----- Material for this exercise -----

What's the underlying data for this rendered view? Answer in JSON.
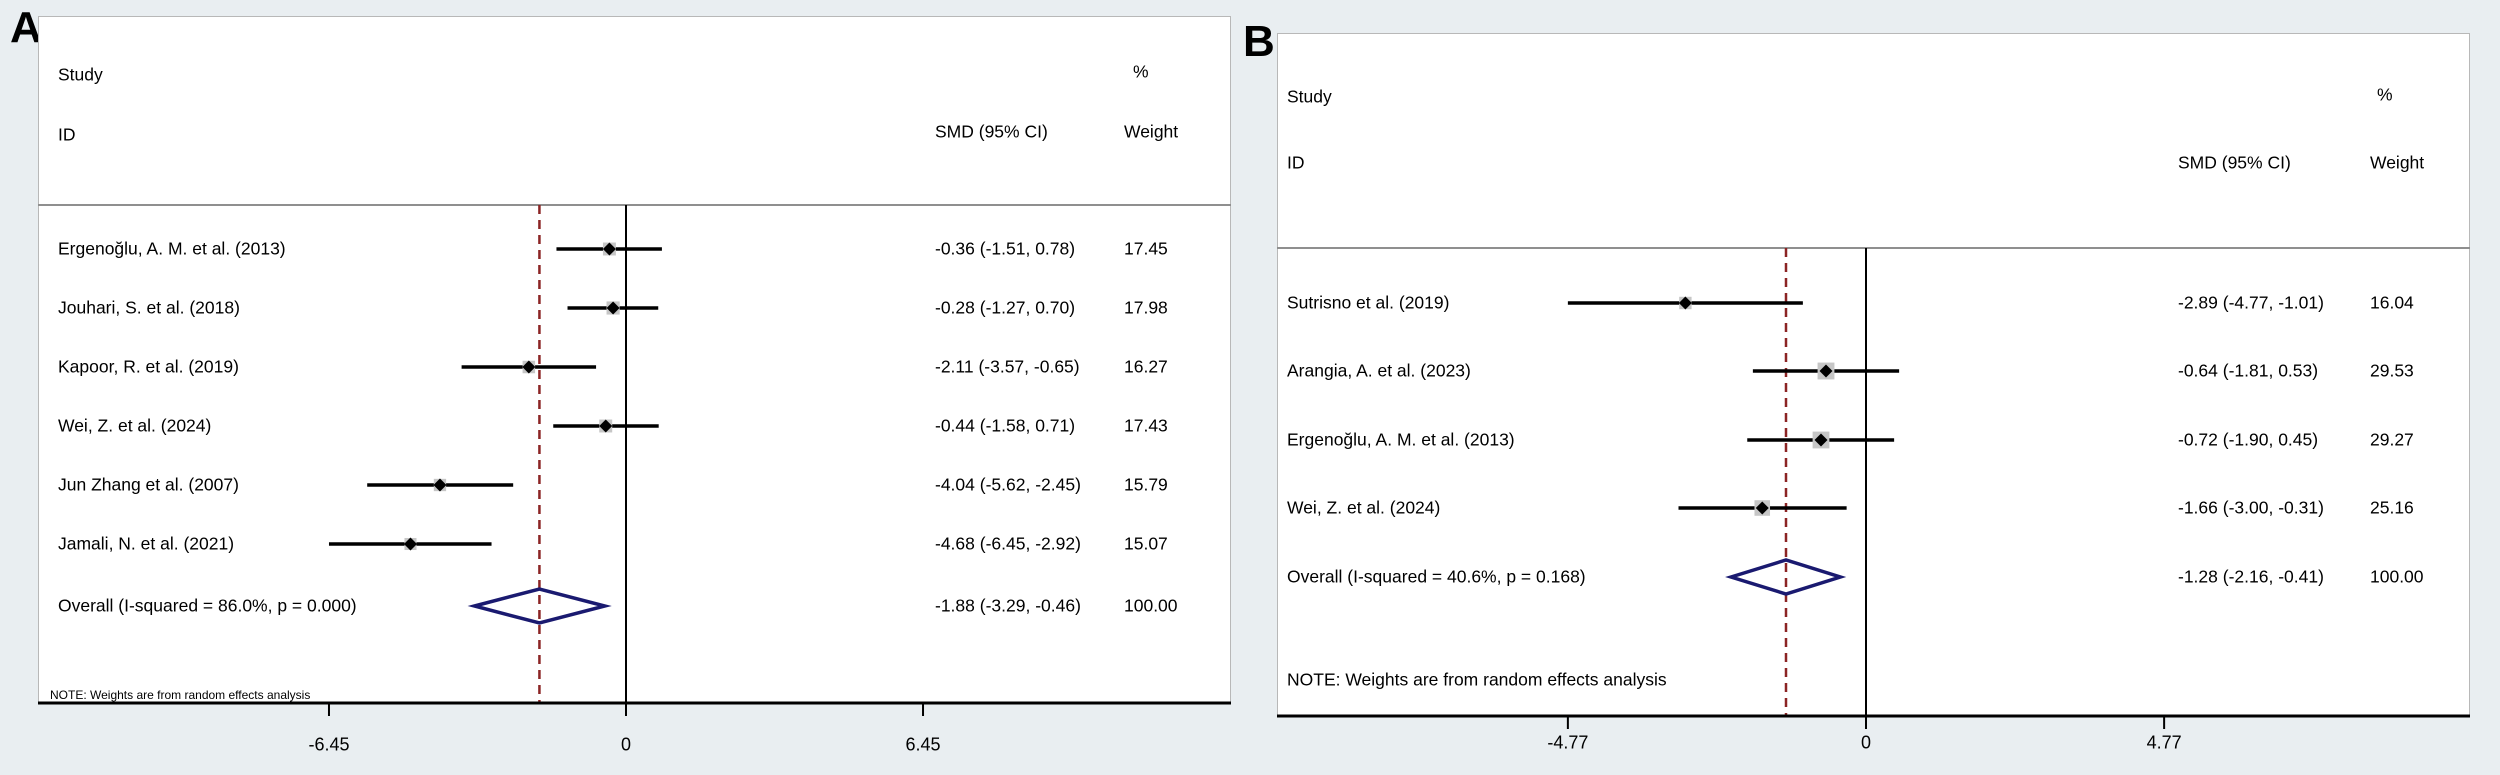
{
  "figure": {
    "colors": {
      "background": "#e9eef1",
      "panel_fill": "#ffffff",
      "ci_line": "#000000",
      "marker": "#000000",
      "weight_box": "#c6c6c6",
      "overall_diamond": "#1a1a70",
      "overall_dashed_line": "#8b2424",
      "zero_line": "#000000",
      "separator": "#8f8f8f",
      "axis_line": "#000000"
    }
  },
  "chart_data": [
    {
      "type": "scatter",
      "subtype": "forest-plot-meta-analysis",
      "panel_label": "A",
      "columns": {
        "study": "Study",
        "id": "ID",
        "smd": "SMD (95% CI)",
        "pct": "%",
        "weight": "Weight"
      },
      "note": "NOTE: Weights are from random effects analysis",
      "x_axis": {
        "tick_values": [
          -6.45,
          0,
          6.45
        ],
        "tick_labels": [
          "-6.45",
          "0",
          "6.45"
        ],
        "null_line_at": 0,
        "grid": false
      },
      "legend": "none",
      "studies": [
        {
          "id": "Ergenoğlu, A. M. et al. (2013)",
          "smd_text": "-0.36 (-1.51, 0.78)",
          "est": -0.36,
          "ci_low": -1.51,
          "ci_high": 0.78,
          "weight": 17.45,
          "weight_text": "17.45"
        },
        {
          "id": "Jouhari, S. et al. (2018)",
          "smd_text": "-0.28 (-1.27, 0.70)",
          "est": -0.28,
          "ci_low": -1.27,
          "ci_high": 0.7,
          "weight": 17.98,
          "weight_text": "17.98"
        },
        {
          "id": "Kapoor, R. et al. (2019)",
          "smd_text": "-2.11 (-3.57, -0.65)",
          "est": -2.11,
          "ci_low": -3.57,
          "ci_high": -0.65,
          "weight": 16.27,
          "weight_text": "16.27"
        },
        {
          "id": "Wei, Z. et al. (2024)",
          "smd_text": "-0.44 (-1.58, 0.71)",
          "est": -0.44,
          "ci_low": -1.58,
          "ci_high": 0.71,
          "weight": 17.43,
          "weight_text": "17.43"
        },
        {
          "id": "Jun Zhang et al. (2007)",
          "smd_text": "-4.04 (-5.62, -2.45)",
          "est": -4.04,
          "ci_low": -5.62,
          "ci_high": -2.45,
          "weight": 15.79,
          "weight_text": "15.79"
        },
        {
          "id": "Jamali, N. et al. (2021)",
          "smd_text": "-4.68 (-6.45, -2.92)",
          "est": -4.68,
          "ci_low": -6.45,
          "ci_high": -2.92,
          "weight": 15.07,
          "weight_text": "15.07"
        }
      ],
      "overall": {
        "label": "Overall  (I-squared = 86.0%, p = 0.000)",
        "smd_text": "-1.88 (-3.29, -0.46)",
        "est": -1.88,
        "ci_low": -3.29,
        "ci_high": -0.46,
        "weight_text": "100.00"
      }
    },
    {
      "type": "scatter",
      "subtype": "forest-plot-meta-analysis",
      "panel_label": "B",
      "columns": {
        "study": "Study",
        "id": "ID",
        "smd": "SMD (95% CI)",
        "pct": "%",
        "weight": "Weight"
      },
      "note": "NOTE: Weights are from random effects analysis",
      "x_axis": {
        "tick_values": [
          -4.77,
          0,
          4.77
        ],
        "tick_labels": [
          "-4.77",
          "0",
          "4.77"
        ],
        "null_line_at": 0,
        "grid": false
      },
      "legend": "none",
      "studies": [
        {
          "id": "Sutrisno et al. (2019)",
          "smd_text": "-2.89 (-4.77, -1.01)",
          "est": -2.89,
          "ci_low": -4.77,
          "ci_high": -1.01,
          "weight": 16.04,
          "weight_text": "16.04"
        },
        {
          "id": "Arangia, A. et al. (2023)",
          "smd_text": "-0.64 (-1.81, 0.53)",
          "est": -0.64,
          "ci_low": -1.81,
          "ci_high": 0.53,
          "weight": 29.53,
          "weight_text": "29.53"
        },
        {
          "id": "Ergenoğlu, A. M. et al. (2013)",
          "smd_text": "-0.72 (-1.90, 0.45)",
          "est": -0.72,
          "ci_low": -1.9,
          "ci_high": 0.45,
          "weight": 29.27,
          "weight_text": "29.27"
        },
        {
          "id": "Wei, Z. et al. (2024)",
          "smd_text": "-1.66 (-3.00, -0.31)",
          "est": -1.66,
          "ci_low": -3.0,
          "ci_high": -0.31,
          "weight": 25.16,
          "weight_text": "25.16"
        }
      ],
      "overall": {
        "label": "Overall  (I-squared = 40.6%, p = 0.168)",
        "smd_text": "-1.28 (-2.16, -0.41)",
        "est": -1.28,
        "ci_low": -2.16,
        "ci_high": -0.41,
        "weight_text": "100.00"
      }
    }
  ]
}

-----

Problem requirements => All the lines above are to be given again exactly as they read, with the pictures removed.

Task output =>
What's the underlying data for this rendered view? Answer in JSON.
{
  "figure": {
    "colors": {
      "background": "#e9eef1",
      "panel_fill": "#ffffff",
      "ci_line": "#000000",
      "marker": "#000000",
      "weight_box": "#c6c6c6",
      "overall_diamond": "#1a1a70",
      "overall_dashed_line": "#8b2424",
      "zero_line": "#000000",
      "separator": "#8f8f8f",
      "axis_line": "#000000"
    }
  },
  "chart_data": [
    {
      "type": "scatter",
      "subtype": "forest-plot-meta-analysis",
      "panel_label": "A",
      "columns": {
        "study": "Study",
        "id": "ID",
        "smd": "SMD (95% CI)",
        "pct": "%",
        "weight": "Weight"
      },
      "note": "NOTE: Weights are from random effects analysis",
      "x_axis": {
        "tick_values": [
          -6.45,
          0,
          6.45
        ],
        "tick_labels": [
          "-6.45",
          "0",
          "6.45"
        ],
        "null_line_at": 0,
        "grid": false
      },
      "legend": "none",
      "studies": [
        {
          "id": "Ergenoğlu, A. M. et al. (2013)",
          "smd_text": "-0.36 (-1.51, 0.78)",
          "est": -0.36,
          "ci_low": -1.51,
          "ci_high": 0.78,
          "weight": 17.45,
          "weight_text": "17.45"
        },
        {
          "id": "Jouhari, S. et al. (2018)",
          "smd_text": "-0.28 (-1.27, 0.70)",
          "est": -0.28,
          "ci_low": -1.27,
          "ci_high": 0.7,
          "weight": 17.98,
          "weight_text": "17.98"
        },
        {
          "id": "Kapoor, R. et al. (2019)",
          "smd_text": "-2.11 (-3.57, -0.65)",
          "est": -2.11,
          "ci_low": -3.57,
          "ci_high": -0.65,
          "weight": 16.27,
          "weight_text": "16.27"
        },
        {
          "id": "Wei, Z. et al. (2024)",
          "smd_text": "-0.44 (-1.58, 0.71)",
          "est": -0.44,
          "ci_low": -1.58,
          "ci_high": 0.71,
          "weight": 17.43,
          "weight_text": "17.43"
        },
        {
          "id": "Jun Zhang et al. (2007)",
          "smd_text": "-4.04 (-5.62, -2.45)",
          "est": -4.04,
          "ci_low": -5.62,
          "ci_high": -2.45,
          "weight": 15.79,
          "weight_text": "15.79"
        },
        {
          "id": "Jamali, N. et al. (2021)",
          "smd_text": "-4.68 (-6.45, -2.92)",
          "est": -4.68,
          "ci_low": -6.45,
          "ci_high": -2.92,
          "weight": 15.07,
          "weight_text": "15.07"
        }
      ],
      "overall": {
        "label": "Overall  (I-squared = 86.0%, p = 0.000)",
        "smd_text": "-1.88 (-3.29, -0.46)",
        "est": -1.88,
        "ci_low": -3.29,
        "ci_high": -0.46,
        "weight_text": "100.00"
      }
    },
    {
      "type": "scatter",
      "subtype": "forest-plot-meta-analysis",
      "panel_label": "B",
      "columns": {
        "study": "Study",
        "id": "ID",
        "smd": "SMD (95% CI)",
        "pct": "%",
        "weight": "Weight"
      },
      "note": "NOTE: Weights are from random effects analysis",
      "x_axis": {
        "tick_values": [
          -4.77,
          0,
          4.77
        ],
        "tick_labels": [
          "-4.77",
          "0",
          "4.77"
        ],
        "null_line_at": 0,
        "grid": false
      },
      "legend": "none",
      "studies": [
        {
          "id": "Sutrisno et al. (2019)",
          "smd_text": "-2.89 (-4.77, -1.01)",
          "est": -2.89,
          "ci_low": -4.77,
          "ci_high": -1.01,
          "weight": 16.04,
          "weight_text": "16.04"
        },
        {
          "id": "Arangia, A. et al. (2023)",
          "smd_text": "-0.64 (-1.81, 0.53)",
          "est": -0.64,
          "ci_low": -1.81,
          "ci_high": 0.53,
          "weight": 29.53,
          "weight_text": "29.53"
        },
        {
          "id": "Ergenoğlu, A. M. et al. (2013)",
          "smd_text": "-0.72 (-1.90, 0.45)",
          "est": -0.72,
          "ci_low": -1.9,
          "ci_high": 0.45,
          "weight": 29.27,
          "weight_text": "29.27"
        },
        {
          "id": "Wei, Z. et al. (2024)",
          "smd_text": "-1.66 (-3.00, -0.31)",
          "est": -1.66,
          "ci_low": -3.0,
          "ci_high": -0.31,
          "weight": 25.16,
          "weight_text": "25.16"
        }
      ],
      "overall": {
        "label": "Overall  (I-squared = 40.6%, p = 0.168)",
        "smd_text": "-1.28 (-2.16, -0.41)",
        "est": -1.28,
        "ci_low": -2.16,
        "ci_high": -0.41,
        "weight_text": "100.00"
      }
    }
  ]
}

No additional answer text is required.